# [Aim]
Output every record word for word.

# [Information supplied]
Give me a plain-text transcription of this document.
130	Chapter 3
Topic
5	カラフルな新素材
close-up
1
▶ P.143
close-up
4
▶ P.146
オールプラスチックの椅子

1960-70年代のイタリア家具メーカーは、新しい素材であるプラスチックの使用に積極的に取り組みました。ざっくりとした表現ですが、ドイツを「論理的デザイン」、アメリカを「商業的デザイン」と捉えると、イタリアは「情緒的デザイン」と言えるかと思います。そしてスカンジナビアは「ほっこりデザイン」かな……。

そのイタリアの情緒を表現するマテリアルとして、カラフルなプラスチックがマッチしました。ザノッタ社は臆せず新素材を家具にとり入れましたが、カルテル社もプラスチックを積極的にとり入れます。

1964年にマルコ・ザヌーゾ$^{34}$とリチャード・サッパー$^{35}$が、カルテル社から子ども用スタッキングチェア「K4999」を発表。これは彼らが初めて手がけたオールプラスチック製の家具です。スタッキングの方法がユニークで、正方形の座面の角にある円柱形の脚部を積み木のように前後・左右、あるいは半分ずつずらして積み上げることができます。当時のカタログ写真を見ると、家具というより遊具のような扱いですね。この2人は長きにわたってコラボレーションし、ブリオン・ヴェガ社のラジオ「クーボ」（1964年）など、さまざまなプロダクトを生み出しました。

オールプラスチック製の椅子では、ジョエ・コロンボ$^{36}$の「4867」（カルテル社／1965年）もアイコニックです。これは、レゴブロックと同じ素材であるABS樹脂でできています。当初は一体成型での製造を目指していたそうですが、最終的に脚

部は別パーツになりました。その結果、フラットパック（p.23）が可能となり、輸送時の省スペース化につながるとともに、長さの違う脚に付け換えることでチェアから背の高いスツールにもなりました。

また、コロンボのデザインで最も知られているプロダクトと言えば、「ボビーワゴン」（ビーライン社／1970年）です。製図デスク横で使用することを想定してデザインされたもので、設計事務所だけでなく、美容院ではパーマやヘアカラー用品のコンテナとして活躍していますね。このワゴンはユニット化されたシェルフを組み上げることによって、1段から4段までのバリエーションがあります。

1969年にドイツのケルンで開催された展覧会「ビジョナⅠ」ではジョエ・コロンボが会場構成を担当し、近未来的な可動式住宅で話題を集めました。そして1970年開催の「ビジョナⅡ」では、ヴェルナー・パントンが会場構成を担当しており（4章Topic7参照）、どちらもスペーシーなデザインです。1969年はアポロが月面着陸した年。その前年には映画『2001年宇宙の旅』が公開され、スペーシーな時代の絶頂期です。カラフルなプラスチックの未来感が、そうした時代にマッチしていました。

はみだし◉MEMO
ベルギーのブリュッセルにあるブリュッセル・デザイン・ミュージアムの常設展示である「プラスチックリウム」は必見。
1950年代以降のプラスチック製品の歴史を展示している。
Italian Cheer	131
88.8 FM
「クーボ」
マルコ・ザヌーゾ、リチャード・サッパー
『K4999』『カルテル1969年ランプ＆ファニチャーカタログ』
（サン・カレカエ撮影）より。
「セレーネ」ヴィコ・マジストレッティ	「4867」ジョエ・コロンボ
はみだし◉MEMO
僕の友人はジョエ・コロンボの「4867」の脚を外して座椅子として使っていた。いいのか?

# [Result of the exercise]
Give me a plain-text transcription of this document.
130	Chapter 3
Topic
5	カラフルな新素材
close-up
1
▶ P.143
close-up
4
▶ P.146
オールプラスチックの椅子

1960-70年代のイタリア家具メーカーは、新しい素材であるプラスチックの使用に積極的に取り組みました。ざっくりとした表現ですが、ドイツを「論理的デザイン」、アメリカを「商業的デザイン」と捉えると、イタリアは「情緒的デザイン」と言えるかと思います。そしてスカンジナビアは「ほっこりデザイン」かな……。

そのイタリアの情緒を表現するマテリアルとして、カラフルなプラスチックがマッチしました。ザノッタ社は臆せず新素材を家具にとり入れましたが、カルテル社もプラスチックを積極的にとり入れます。

1964年にマルコ・ザヌーゾ$^{34}$とリチャード・サッパー$^{35}$が、カルテル社から子ども用スタッキングチェア「K4999」を発表。これは彼らが初めて手がけたオールプラスチック製の家具です。スタッキングの方法がユニークで、正方形の座面の角にある円柱形の脚部を積み木のように前後・左右、あるいは半分ずつずらして積み上げることができます。当時のカタログ写真を見ると、家具というより遊具のような扱いですね。この2人は長きにわたってコラボレーションし、ブリオン・ヴェガ社のラジオ「クーボ」（1964年）など、さまざまなプロダクトを生み出しました。

オールプラスチック製の椅子では、ジョエ・コロンボ$^{36}$の「4867」（カルテル社／1965年）もアイコニックです。これは、レゴブロックと同じ素材であるABS樹脂でできています。当初は一体成型での製造を目指していたそうですが、最終的に脚

部は別パーツになりました。その結果、フラットパック（p.23）が可能となり、輸送時の省スペース化につながるとともに、長さの違う脚に付け換えることでチェアから背の高いスツールにもなりました。

また、コロンボのデザインで最も知られているプロダクトと言えば、「ボビーワゴン」（ビーライン社／1970年）です。製図デスク横で使用することを想定してデザインされたもので、設計事務所だけでなく、美容院ではパーマやヘアカラー用品のコンテナとして活躍していますね。このワゴンはユニット化されたシェルフを組み上げることによって、1段から4段までのバリエーションがあります。

1969年にドイツのケルンで開催された展覧会「ビジョナⅠ」ではジョエ・コロンボが会場構成を担当し、近未来的な可動式住宅で話題を集めました。そして1970年開催の「ビジョナⅡ」では、ヴェルナー・パントンが会場構成を担当しており（4章Topic7参照）、どちらもスペーシーなデザインです。1969年はアポロが月面着陸した年。その前年には映画『2001年宇宙の旅』が公開され、スペーシーな時代の絶頂期です。カラフルなプラスチックの未来感が、そうした時代にマッチしていました。

はみだし◉MEMO
ベルギーのブリュッセルにあるブリュッセル・デザイン・ミュージアムの常設展示である「プラスチックリウム」は必見。
1950年代以降のプラスチック製品の歴史を展示している。
Italian Cheer	131
88.8 FM
「クーボ」
マルコ・ザヌーゾ、リチャード・サッパー
『K4999』『カルテル1969年ランプ＆ファニチャーカタログ』
（サン・カレカエ撮影）より。
「セレーネ」ヴィコ・マジストレッティ	「4867」ジョエ・コロンボ
はみだし◉MEMO
僕の友人はジョエ・コロンボの「4867」の脚を外して座椅子として使っていた。いいのか?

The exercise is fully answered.